-- Given task --
Locate and copy all lines bearing the word "screenshot".
● ● ● ● ●
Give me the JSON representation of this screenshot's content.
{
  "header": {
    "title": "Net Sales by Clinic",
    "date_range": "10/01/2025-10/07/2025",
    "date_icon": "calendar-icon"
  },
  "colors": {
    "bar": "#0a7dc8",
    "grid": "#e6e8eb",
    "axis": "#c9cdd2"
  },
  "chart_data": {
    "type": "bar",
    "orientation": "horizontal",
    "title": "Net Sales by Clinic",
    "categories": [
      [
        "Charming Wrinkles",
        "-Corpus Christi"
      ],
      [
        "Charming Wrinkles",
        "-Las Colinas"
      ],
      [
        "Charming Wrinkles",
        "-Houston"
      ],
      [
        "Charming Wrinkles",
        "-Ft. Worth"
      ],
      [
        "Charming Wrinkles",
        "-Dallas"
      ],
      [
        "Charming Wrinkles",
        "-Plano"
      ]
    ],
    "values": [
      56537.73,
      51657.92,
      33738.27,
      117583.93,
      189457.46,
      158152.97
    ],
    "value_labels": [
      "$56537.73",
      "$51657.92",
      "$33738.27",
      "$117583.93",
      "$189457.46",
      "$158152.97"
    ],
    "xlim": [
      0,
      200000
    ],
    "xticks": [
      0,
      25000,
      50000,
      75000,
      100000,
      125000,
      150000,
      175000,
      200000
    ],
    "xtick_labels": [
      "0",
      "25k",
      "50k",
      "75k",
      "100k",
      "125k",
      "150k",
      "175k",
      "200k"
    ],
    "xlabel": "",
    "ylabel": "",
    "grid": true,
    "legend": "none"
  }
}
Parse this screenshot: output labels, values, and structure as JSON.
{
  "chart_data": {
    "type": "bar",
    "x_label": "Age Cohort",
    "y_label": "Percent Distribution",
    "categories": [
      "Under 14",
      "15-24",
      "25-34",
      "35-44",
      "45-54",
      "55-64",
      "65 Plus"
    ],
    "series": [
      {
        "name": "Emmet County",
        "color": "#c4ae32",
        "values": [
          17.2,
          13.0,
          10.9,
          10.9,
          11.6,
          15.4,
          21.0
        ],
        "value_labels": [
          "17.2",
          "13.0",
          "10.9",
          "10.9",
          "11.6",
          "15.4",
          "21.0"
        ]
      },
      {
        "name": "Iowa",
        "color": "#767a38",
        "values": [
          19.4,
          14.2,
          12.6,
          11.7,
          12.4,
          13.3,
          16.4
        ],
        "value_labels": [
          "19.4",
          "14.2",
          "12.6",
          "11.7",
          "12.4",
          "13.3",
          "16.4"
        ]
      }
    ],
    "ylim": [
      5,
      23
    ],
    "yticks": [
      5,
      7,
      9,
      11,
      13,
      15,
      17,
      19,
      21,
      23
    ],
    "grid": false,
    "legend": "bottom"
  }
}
● ● ● ● ●
-- Task answer --
Give me the JSON representation of this screenshot's content.
Parse this screenshot: output labels, values, and structure as JSON.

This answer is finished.